>> Begin
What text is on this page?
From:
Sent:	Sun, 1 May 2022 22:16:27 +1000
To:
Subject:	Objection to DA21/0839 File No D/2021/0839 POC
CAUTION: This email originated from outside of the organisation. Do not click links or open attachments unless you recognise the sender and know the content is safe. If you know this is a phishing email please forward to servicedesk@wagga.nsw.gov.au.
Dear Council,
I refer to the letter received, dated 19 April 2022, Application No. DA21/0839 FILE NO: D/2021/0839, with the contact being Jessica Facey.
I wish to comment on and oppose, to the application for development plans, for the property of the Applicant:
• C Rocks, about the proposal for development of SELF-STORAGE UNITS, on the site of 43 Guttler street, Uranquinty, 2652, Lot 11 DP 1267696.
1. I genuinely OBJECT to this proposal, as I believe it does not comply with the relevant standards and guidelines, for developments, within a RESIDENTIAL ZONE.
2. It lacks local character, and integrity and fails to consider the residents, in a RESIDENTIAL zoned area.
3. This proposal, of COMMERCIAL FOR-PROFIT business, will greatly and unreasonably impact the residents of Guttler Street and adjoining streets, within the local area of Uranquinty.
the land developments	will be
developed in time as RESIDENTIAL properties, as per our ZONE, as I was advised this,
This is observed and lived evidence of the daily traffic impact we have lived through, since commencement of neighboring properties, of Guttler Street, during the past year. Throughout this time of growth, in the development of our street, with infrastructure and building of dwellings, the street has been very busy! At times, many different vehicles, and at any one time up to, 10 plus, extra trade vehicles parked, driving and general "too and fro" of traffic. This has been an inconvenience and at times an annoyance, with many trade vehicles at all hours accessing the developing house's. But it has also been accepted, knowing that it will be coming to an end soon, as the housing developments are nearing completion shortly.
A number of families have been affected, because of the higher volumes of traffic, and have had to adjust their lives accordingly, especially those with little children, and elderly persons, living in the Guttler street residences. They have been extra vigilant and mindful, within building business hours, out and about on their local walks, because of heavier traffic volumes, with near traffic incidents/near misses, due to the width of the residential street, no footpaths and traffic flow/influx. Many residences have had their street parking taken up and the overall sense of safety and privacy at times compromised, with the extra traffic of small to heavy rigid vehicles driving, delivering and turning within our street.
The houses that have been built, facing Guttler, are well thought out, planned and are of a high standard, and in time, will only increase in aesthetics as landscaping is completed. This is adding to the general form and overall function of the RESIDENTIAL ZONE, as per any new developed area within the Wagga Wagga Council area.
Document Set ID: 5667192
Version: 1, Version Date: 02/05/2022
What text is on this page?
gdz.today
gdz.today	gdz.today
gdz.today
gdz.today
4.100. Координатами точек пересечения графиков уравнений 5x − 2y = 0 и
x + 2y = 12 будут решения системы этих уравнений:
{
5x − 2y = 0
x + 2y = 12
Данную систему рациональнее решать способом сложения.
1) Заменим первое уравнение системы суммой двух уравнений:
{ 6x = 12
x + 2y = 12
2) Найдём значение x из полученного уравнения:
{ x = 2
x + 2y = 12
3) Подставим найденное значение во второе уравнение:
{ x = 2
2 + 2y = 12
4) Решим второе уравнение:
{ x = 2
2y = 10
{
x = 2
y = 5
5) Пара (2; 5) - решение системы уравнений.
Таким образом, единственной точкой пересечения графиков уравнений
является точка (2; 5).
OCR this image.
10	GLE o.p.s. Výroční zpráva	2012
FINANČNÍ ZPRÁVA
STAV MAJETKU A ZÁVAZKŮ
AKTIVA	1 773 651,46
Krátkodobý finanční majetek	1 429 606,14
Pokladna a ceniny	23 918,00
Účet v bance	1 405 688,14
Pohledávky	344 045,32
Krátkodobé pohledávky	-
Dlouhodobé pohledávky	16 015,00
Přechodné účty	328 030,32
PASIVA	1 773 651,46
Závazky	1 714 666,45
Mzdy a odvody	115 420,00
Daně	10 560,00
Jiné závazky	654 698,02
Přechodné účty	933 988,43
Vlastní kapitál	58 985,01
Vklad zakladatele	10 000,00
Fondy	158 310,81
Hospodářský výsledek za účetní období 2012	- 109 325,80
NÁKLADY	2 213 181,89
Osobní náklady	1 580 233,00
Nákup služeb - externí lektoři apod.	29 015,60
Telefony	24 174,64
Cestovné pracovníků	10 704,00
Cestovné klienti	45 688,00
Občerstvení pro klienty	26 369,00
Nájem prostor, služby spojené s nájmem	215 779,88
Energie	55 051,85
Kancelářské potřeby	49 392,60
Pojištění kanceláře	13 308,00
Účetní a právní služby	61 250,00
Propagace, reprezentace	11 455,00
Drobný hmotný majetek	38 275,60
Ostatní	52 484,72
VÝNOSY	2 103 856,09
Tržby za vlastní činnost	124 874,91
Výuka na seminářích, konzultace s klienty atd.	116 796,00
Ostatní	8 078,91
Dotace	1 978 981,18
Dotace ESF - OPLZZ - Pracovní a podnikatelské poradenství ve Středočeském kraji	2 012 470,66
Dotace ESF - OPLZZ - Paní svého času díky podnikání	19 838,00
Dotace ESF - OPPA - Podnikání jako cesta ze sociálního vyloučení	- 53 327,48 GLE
>> End
_CHALLENGE_: Return the full listing, character for character.

_EXPECTED OUTPUT_:
What text is on this page?
From:
Sent:	Sun, 1 May 2022 22:16:27 +1000
To:
Subject:	Objection to DA21/0839 File No D/2021/0839 POC
CAUTION: This email originated from outside of the organisation. Do not click links or open attachments unless you recognise the sender and know the content is safe. If you know this is a phishing email please forward to servicedesk@wagga.nsw.gov.au.
Dear Council,
I refer to the letter received, dated 19 April 2022, Application No. DA21/0839 FILE NO: D/2021/0839, with the contact being Jessica Facey.
I wish to comment on and oppose, to the application for development plans, for the property of the Applicant:
• C Rocks, about the proposal for development of SELF-STORAGE UNITS, on the site of 43 Guttler street, Uranquinty, 2652, Lot 11 DP 1267696.
1. I genuinely OBJECT to this proposal, as I believe it does not comply with the relevant standards and guidelines, for developments, within a RESIDENTIAL ZONE.
2. It lacks local character, and integrity and fails to consider the residents, in a RESIDENTIAL zoned area.
3. This proposal, of COMMERCIAL FOR-PROFIT business, will greatly and unreasonably impact the residents of Guttler Street and adjoining streets, within the local area of Uranquinty.
the land developments	will be
developed in time as RESIDENTIAL properties, as per our ZONE, as I was advised this,
This is observed and lived evidence of the daily traffic impact we have lived through, since commencement of neighboring properties, of Guttler Street, during the past year. Throughout this time of growth, in the development of our street, with infrastructure and building of dwellings, the street has been very busy! At times, many different vehicles, and at any one time up to, 10 plus, extra trade vehicles parked, driving and general "too and fro" of traffic. This has been an inconvenience and at times an annoyance, with many trade vehicles at all hours accessing the developing house's. But it has also been accepted, knowing that it will be coming to an end soon, as the housing developments are nearing completion shortly.
A number of families have been affected, because of the higher volumes of traffic, and have had to adjust their lives accordingly, especially those with little children, and elderly persons, living in the Guttler street residences. They have been extra vigilant and mindful, within building business hours, out and about on their local walks, because of heavier traffic volumes, with near traffic incidents/near misses, due to the width of the residential street, no footpaths and traffic flow/influx. Many residences have had their street parking taken up and the overall sense of safety and privacy at times compromised, with the extra traffic of small to heavy rigid vehicles driving, delivering and turning within our street.
The houses that have been built, facing Guttler, are well thought out, planned and are of a high standard, and in time, will only increase in aesthetics as landscaping is completed. This is adding to the general form and overall function of the RESIDENTIAL ZONE, as per any new developed area within the Wagga Wagga Council area.
Document Set ID: 5667192
Version: 1, Version Date: 02/05/2022
What text is on this page?
gdz.today
gdz.today	gdz.today
gdz.today
gdz.today
4.100. Координатами точек пересечения графиков уравнений 5x − 2y = 0 и
x + 2y = 12 будут решения системы этих уравнений:
{
5x − 2y = 0
x + 2y = 12
Данную систему рациональнее решать способом сложения.
1) Заменим первое уравнение системы суммой двух уравнений:
{ 6x = 12
x + 2y = 12
2) Найдём значение x из полученного уравнения:
{ x = 2
x + 2y = 12
3) Подставим найденное значение во второе уравнение:
{ x = 2
2 + 2y = 12
4) Решим второе уравнение:
{ x = 2
2y = 10
{
x = 2
y = 5
5) Пара (2; 5) - решение системы уравнений.
Таким образом, единственной точкой пересечения графиков уравнений
является точка (2; 5).
OCR this image.
10	GLE o.p.s. Výroční zpráva	2012
FINANČNÍ ZPRÁVA
STAV MAJETKU A ZÁVAZKŮ
AKTIVA	1 773 651,46
Krátkodobý finanční majetek	1 429 606,14
Pokladna a ceniny	23 918,00
Účet v bance	1 405 688,14
Pohledávky	344 045,32
Krátkodobé pohledávky	-
Dlouhodobé pohledávky	16 015,00
Přechodné účty	328 030,32
PASIVA	1 773 651,46
Závazky	1 714 666,45
Mzdy a odvody	115 420,00
Daně	10 560,00
Jiné závazky	654 698,02
Přechodné účty	933 988,43
Vlastní kapitál	58 985,01
Vklad zakladatele	10 000,00
Fondy	158 310,81
Hospodářský výsledek za účetní období 2012	- 109 325,80
NÁKLADY	2 213 181,89
Osobní náklady	1 580 233,00
Nákup služeb - externí lektoři apod.	29 015,60
Telefony	24 174,64
Cestovné pracovníků	10 704,00
Cestovné klienti	45 688,00
Občerstvení pro klienty	26 369,00
Nájem prostor, služby spojené s nájmem	215 779,88
Energie	55 051,85
Kancelářské potřeby	49 392,60
Pojištění kanceláře	13 308,00
Účetní a právní služby	61 250,00
Propagace, reprezentace	11 455,00
Drobný hmotný majetek	38 275,60
Ostatní	52 484,72
VÝNOSY	2 103 856,09
Tržby za vlastní činnost	124 874,91
Výuka na seminářích, konzultace s klienty atd.	116 796,00
Ostatní	8 078,91
Dotace	1 978 981,18
Dotace ESF - OPLZZ - Pracovní a podnikatelské poradenství ve Středočeském kraji	2 012 470,66
Dotace ESF - OPLZZ - Paní svého času díky podnikání	19 838,00
Dotace ESF - OPPA - Podnikání jako cesta ze sociálního vyloučení	- 53 327,48 GLE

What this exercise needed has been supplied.